Set problem: Work out how many lines hold the string "documents". Give that number and nothing more.

Listed records:
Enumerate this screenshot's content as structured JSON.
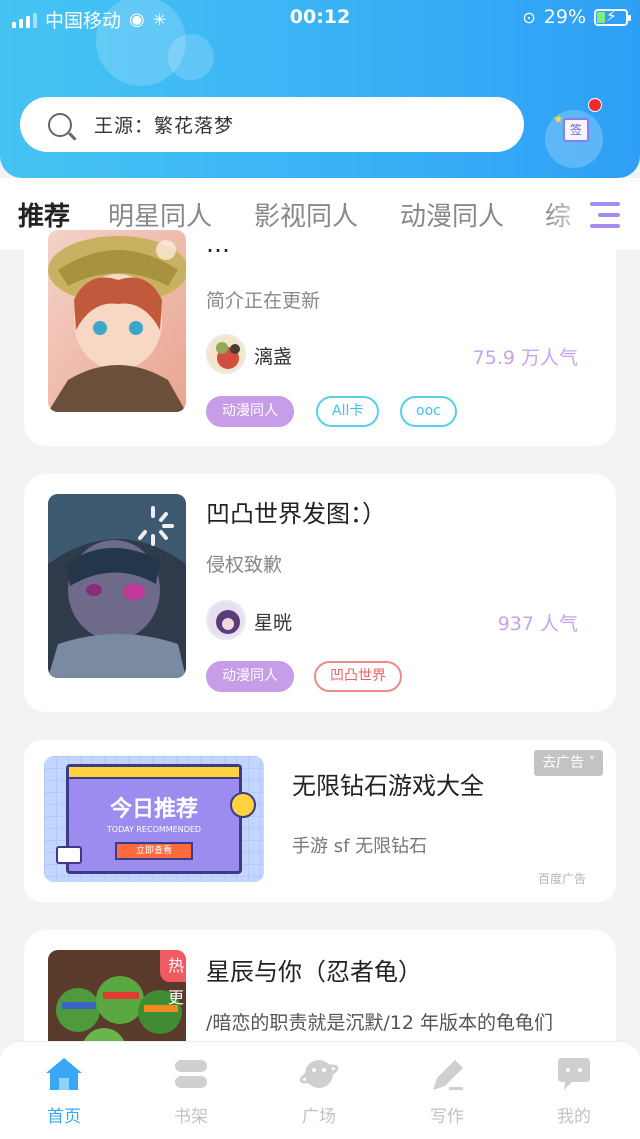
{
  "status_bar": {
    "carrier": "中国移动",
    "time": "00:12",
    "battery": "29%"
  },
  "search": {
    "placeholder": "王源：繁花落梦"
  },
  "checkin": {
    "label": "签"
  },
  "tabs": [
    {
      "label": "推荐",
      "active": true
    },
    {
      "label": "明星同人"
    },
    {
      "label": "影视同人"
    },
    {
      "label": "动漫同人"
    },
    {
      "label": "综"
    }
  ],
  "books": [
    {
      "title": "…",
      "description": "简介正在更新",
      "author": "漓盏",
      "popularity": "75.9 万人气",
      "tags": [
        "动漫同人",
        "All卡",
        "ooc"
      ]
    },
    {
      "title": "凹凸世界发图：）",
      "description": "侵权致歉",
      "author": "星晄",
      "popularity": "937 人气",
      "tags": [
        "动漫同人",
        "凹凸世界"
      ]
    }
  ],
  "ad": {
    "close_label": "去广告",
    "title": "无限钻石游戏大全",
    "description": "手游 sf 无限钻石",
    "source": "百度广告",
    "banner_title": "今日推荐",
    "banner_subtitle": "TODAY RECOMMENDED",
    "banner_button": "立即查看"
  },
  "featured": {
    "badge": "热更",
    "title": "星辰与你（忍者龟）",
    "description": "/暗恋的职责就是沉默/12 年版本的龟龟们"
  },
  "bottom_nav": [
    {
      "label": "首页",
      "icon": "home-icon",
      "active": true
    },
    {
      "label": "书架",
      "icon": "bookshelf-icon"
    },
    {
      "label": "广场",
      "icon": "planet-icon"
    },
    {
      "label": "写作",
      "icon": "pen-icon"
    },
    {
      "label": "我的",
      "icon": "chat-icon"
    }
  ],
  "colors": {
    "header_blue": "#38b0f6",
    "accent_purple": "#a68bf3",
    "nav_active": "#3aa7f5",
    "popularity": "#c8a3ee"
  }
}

==

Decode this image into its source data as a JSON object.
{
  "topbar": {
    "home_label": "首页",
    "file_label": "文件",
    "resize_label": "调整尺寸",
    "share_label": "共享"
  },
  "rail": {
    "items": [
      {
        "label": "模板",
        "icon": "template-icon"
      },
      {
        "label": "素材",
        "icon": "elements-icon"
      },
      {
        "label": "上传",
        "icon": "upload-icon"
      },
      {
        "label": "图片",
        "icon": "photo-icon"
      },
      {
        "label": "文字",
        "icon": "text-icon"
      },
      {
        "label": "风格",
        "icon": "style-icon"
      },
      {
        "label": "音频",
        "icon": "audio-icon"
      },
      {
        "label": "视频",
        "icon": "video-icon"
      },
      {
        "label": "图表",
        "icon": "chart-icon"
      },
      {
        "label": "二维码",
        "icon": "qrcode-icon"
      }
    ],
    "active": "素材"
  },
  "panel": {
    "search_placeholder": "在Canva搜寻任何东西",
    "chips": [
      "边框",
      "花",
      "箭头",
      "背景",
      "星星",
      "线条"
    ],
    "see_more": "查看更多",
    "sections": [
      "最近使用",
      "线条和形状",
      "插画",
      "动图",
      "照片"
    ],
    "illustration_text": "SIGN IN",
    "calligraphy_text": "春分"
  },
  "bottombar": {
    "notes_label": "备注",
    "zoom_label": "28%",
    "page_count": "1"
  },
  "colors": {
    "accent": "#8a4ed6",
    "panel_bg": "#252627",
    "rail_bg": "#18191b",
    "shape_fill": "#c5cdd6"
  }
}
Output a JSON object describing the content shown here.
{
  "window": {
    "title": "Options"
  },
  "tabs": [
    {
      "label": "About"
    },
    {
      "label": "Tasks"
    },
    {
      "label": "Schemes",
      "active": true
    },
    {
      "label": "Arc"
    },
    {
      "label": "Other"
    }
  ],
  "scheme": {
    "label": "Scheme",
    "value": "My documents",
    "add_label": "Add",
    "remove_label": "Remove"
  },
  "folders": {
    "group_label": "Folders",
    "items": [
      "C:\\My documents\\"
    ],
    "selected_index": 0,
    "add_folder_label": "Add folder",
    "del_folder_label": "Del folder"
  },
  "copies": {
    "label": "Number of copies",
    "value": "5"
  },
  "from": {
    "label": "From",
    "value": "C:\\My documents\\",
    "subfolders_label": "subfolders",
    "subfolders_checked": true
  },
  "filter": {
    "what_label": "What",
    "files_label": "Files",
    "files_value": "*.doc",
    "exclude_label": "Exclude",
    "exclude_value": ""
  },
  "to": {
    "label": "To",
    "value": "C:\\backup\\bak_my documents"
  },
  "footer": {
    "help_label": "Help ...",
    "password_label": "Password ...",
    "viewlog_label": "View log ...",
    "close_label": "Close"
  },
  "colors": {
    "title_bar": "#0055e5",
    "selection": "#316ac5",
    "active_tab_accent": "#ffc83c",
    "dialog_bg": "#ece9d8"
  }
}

Response to this task: 4